┌──

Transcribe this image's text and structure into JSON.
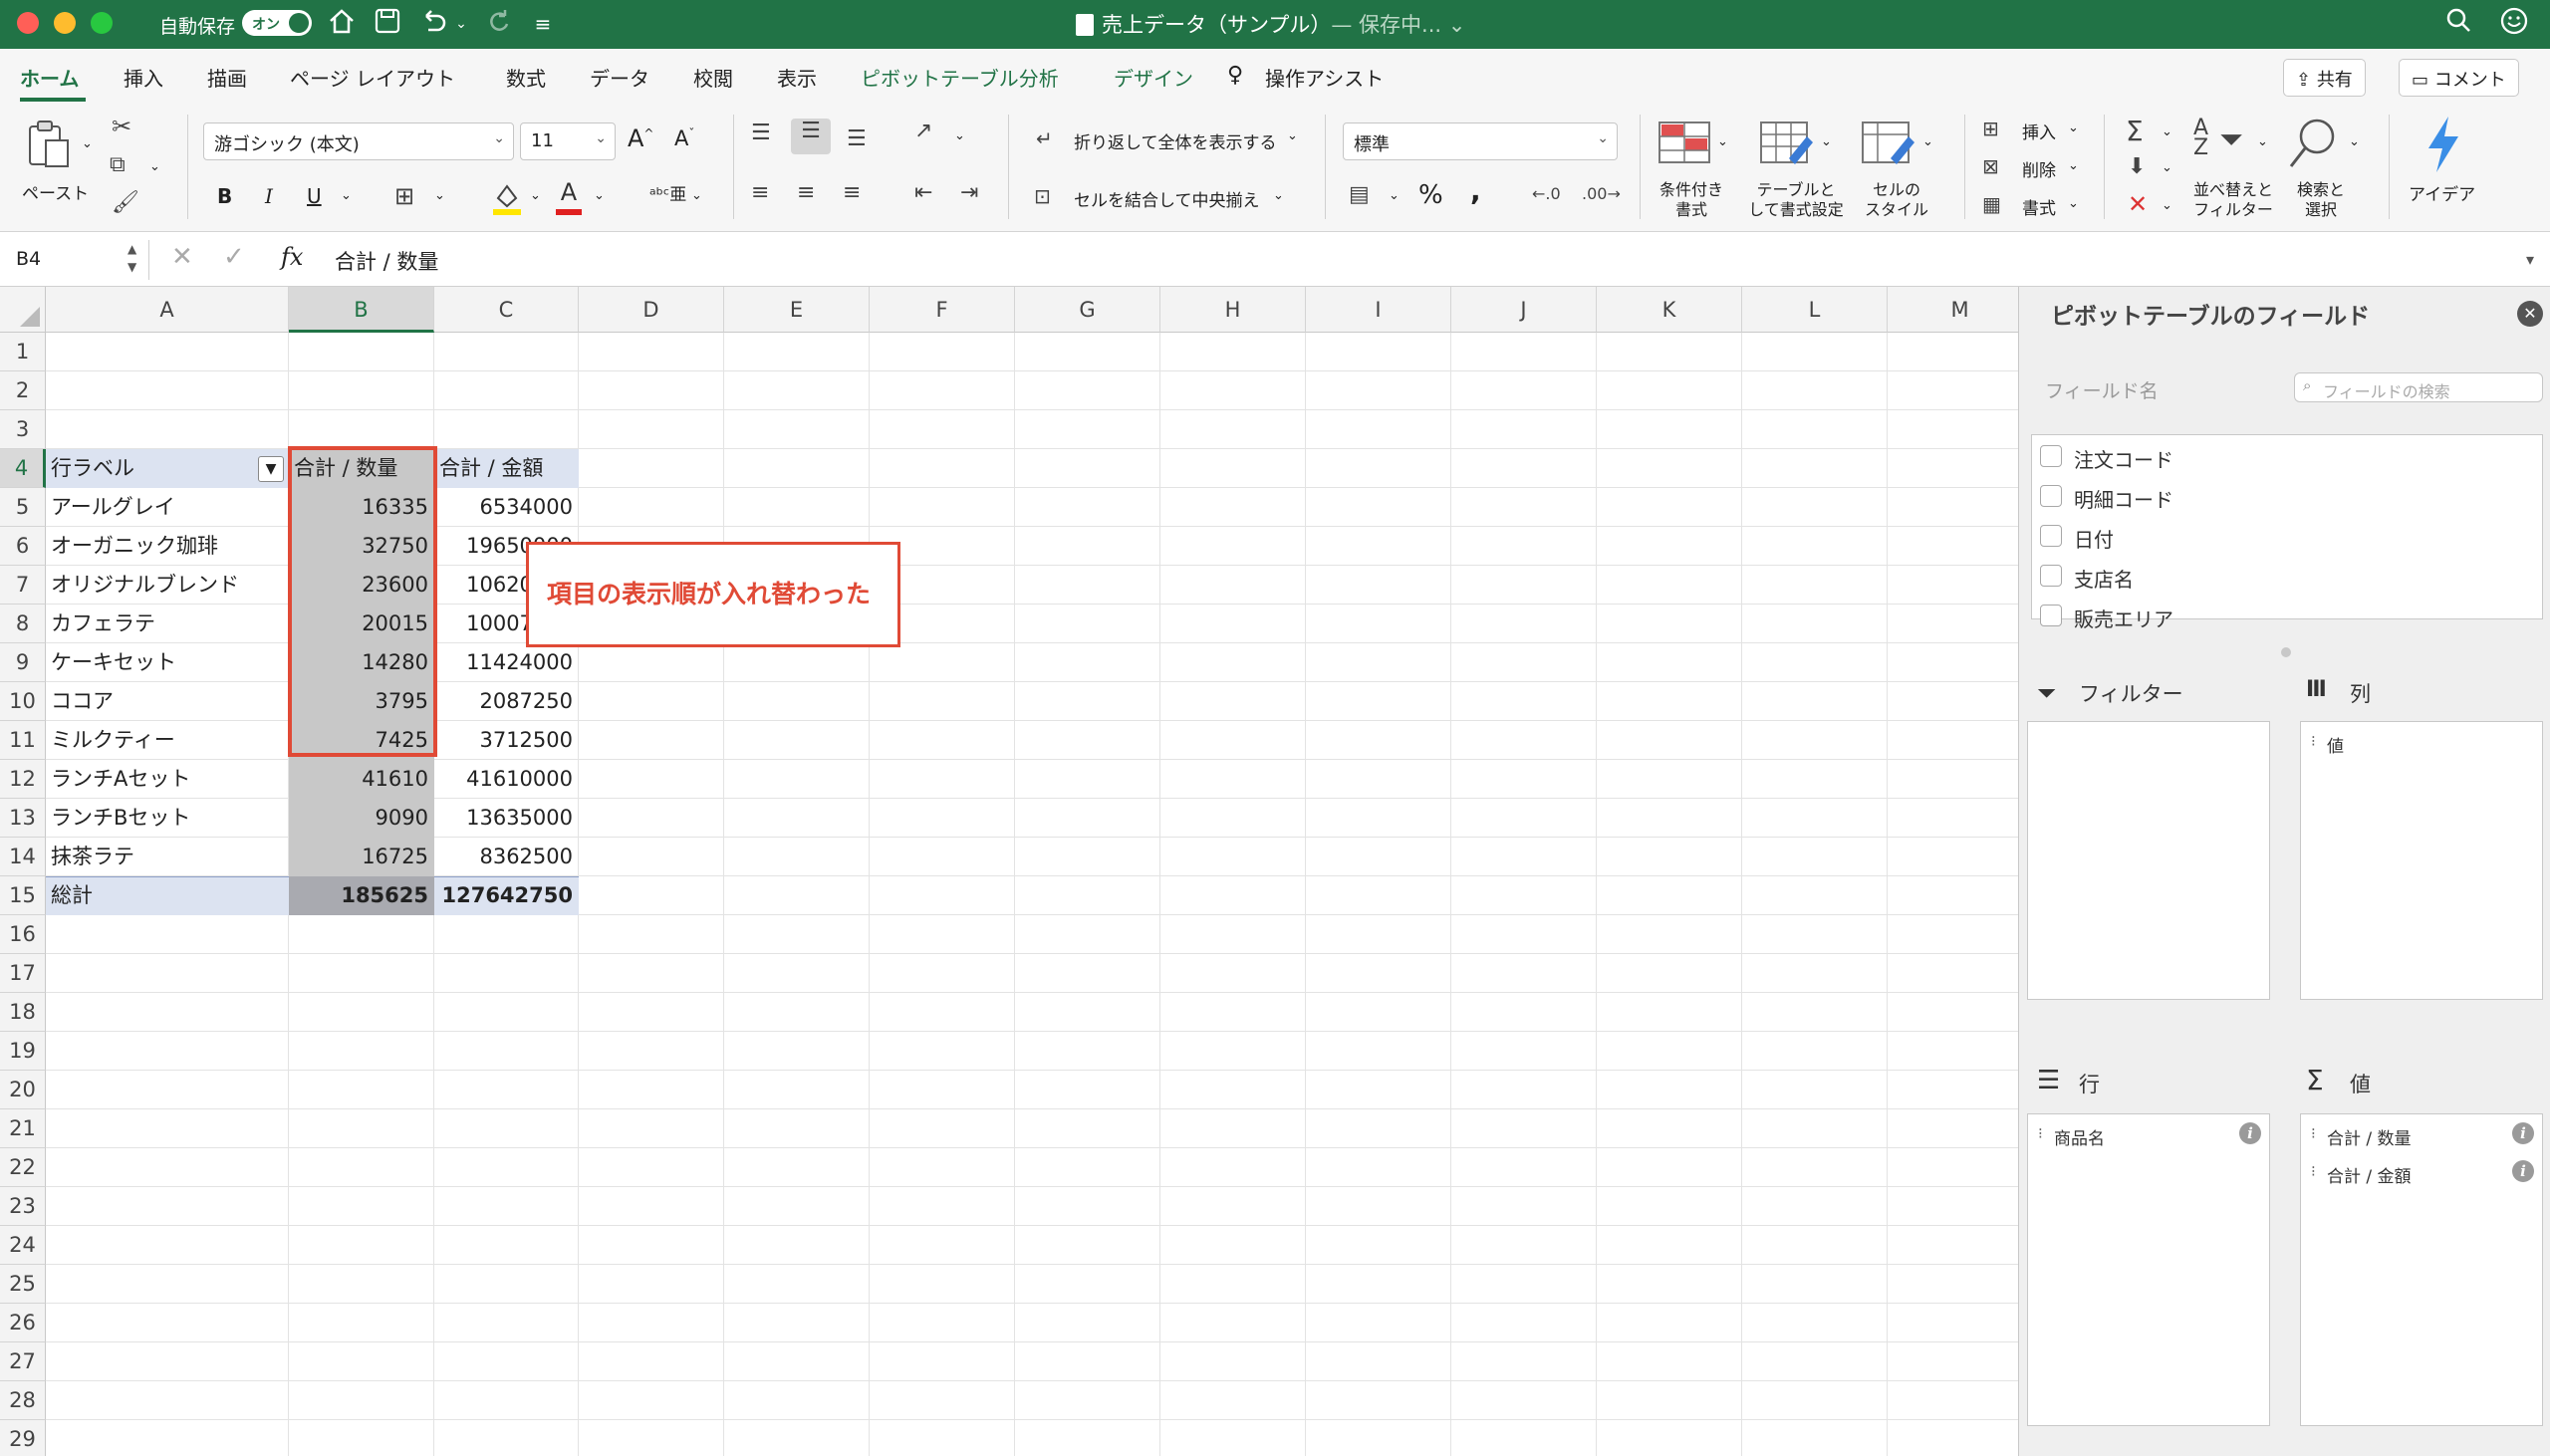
{
  "titlebar": {
    "autosave_label": "自動保存",
    "autosave_toggle": "オン",
    "filename": "売上データ（サンプル）",
    "status": "— 保存中...",
    "icons": [
      "close-icon",
      "minimize-icon",
      "zoom-icon",
      "home-icon",
      "save-icon",
      "undo-icon",
      "redo-icon",
      "customize-icon",
      "search-icon",
      "smiley-icon"
    ],
    "colors": {
      "bar": "#217346",
      "close": "#ff5f57",
      "minimize": "#febc2e",
      "zoom": "#28c840"
    }
  },
  "tabs": {
    "items": [
      "ホーム",
      "挿入",
      "描画",
      "ページ レイアウト",
      "数式",
      "データ",
      "校閲",
      "表示",
      "ピボットテーブル分析",
      "デザイン",
      "操作アシスト"
    ],
    "active": "ホーム",
    "share": "共有",
    "comment": "コメント"
  },
  "ribbon": {
    "paste": "ペースト",
    "font_name": "游ゴシック (本文)",
    "font_size": "11",
    "bold": "B",
    "italic": "I",
    "underline": "U",
    "wrap_text": "折り返して全体を表示する",
    "merge_center": "セルを結合して中央揃え",
    "number_format": "標準",
    "percent": "%",
    "comma": ",",
    "cond_format": [
      "条件付き",
      "書式"
    ],
    "table_format": [
      "テーブルと",
      "して書式設定"
    ],
    "cell_style": [
      "セルの",
      "スタイル"
    ],
    "insert": "挿入",
    "delete": "削除",
    "format": "書式",
    "sort_filter": [
      "並べ替えと",
      "フィルター"
    ],
    "find_select": [
      "検索と",
      "選択"
    ],
    "ideas": "アイデア"
  },
  "formula_bar": {
    "name_box": "B4",
    "fx": "fx",
    "content": "合計 / 数量"
  },
  "sheet": {
    "columns": [
      "A",
      "B",
      "C",
      "D",
      "E",
      "F",
      "G",
      "H",
      "I",
      "J",
      "K",
      "L",
      "M"
    ],
    "selected_column": "B",
    "rows": [
      "1",
      "2",
      "3",
      "4",
      "5",
      "6",
      "7",
      "8",
      "9",
      "10",
      "11",
      "12",
      "13",
      "14",
      "15",
      "16",
      "17",
      "18",
      "19",
      "20",
      "21",
      "22",
      "23",
      "24",
      "25",
      "26",
      "27",
      "28",
      "29"
    ],
    "selected_row": "4",
    "pivot": {
      "header": [
        "行ラベル",
        "合計 / 数量",
        "合計 / 金額"
      ],
      "rows": [
        [
          "アールグレイ",
          "16335",
          "6534000"
        ],
        [
          "オーガニック珈琲",
          "32750",
          "19650000"
        ],
        [
          "オリジナルブレンド",
          "23600",
          "10620000"
        ],
        [
          "カフェラテ",
          "20015",
          "10007500"
        ],
        [
          "ケーキセット",
          "14280",
          "11424000"
        ],
        [
          "ココア",
          "3795",
          "2087250"
        ],
        [
          "ミルクティー",
          "7425",
          "3712500"
        ],
        [
          "ランチAセット",
          "41610",
          "41610000"
        ],
        [
          "ランチBセット",
          "9090",
          "13635000"
        ],
        [
          "抹茶ラテ",
          "16725",
          "8362500"
        ]
      ],
      "total": [
        "総計",
        "185625",
        "127642750"
      ]
    },
    "callout": "項目の表示順が入れ替わった",
    "colors": {
      "pivot_header": "#dce3f1",
      "selection": "#c8c8c8",
      "annotation": "#e04a36"
    }
  },
  "pivot_panel": {
    "title": "ピボットテーブルのフィールド",
    "field_name_label": "フィールド名",
    "search_placeholder": "フィールドの検索",
    "fields": [
      "注文コード",
      "明細コード",
      "日付",
      "支店名",
      "販売エリア"
    ],
    "filter_label": "フィルター",
    "columns_label": "列",
    "columns_items": [
      "値"
    ],
    "rows_label": "行",
    "rows_items": [
      "商品名"
    ],
    "values_label": "値",
    "values_items": [
      "合計 / 数量",
      "合計 / 金額"
    ]
  }
}
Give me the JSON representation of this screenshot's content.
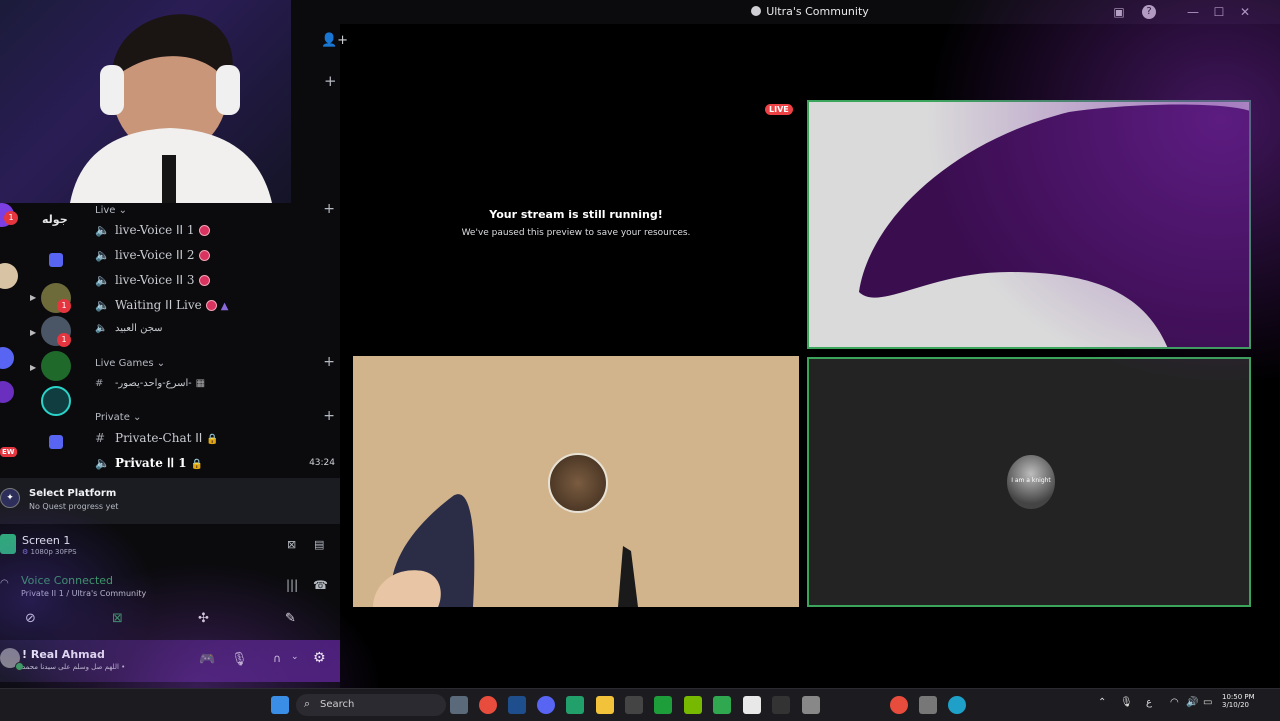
{
  "window": {
    "title": "Ultra's Community",
    "inbox_icon": "inbox-icon",
    "help_icon": "help-icon",
    "minimize_icon": "minimize-icon",
    "maximize_icon": "maximize-icon",
    "close_icon": "close-icon"
  },
  "server_rail": {
    "server_name_label": "جوله",
    "badges": [
      "1",
      "1",
      "1"
    ],
    "new_badge": "EW"
  },
  "channels": {
    "live_category": "Live",
    "voice": [
      {
        "name": "live-Voice ꓲꓲ 1"
      },
      {
        "name": "live-Voice ꓲꓲ 2"
      },
      {
        "name": "live-Voice ꓲꓲ 3"
      },
      {
        "name": "Waiting ꓲꓲ Live"
      },
      {
        "name": "سجن العبيد"
      }
    ],
    "live_games_category": "Live Games",
    "live_games_channel": "-اسرع-واحد-يصور-",
    "private_category": "Private",
    "private_chat": "Private-Chat ꓲꓲ",
    "private_voice": "Private ꓲꓲ 1",
    "private_voice_time": "43:24"
  },
  "quest": {
    "title": "Select Platform",
    "subtitle": "No Quest progress yet"
  },
  "screen_share": {
    "title": "Screen 1",
    "quality": "1080p 30FPS"
  },
  "voice_status": {
    "title": "Voice Connected",
    "location": "Private ꓲꓲ 1 / Ultra's Community"
  },
  "user": {
    "name": "! Real Ahmad",
    "status": "اللهم صل وسلم على سيدنا محمد •"
  },
  "stage": {
    "live_badge": "LIVE",
    "paused_title": "Your stream is still running!",
    "paused_sub": "We've paused this preview to save your resources.",
    "tileC_label": "I am a knight"
  },
  "taskbar": {
    "search_placeholder": "Search",
    "time": "10:50 PM",
    "date": "3/10/20",
    "lang": "ع"
  },
  "colors": {
    "accent_green": "#3ba55c",
    "live_red": "#ed4245",
    "brand_purple": "#5865f2"
  }
}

└──

### Your objective
From the line that holds "Give me the" to the last line of the records, please copy each line exactly and nothing else. Pictures stay out.

### Solution for this problem
Give me the JSON representation of this screenshot's content.
{
  "window": {
    "title": "Ultra's Community",
    "inbox_icon": "inbox-icon",
    "help_icon": "help-icon",
    "minimize_icon": "minimize-icon",
    "maximize_icon": "maximize-icon",
    "close_icon": "close-icon"
  },
  "server_rail": {
    "server_name_label": "جوله",
    "badges": [
      "1",
      "1",
      "1"
    ],
    "new_badge": "EW"
  },
  "channels": {
    "live_category": "Live",
    "voice": [
      {
        "name": "live-Voice ꓲꓲ 1"
      },
      {
        "name": "live-Voice ꓲꓲ 2"
      },
      {
        "name": "live-Voice ꓲꓲ 3"
      },
      {
        "name": "Waiting ꓲꓲ Live"
      },
      {
        "name": "سجن العبيد"
      }
    ],
    "live_games_category": "Live Games",
    "live_games_channel": "-اسرع-واحد-يصور-",
    "private_category": "Private",
    "private_chat": "Private-Chat ꓲꓲ",
    "private_voice": "Private ꓲꓲ 1",
    "private_voice_time": "43:24"
  },
  "quest": {
    "title": "Select Platform",
    "subtitle": "No Quest progress yet"
  },
  "screen_share": {
    "title": "Screen 1",
    "quality": "1080p 30FPS"
  },
  "voice_status": {
    "title": "Voice Connected",
    "location": "Private ꓲꓲ 1 / Ultra's Community"
  },
  "user": {
    "name": "! Real Ahmad",
    "status": "اللهم صل وسلم على سيدنا محمد •"
  },
  "stage": {
    "live_badge": "LIVE",
    "paused_title": "Your stream is still running!",
    "paused_sub": "We've paused this preview to save your resources.",
    "tileC_label": "I am a knight"
  },
  "taskbar": {
    "search_placeholder": "Search",
    "time": "10:50 PM",
    "date": "3/10/20",
    "lang": "ع"
  },
  "colors": {
    "accent_green": "#3ba55c",
    "live_red": "#ed4245",
    "brand_purple": "#5865f2"
  }
}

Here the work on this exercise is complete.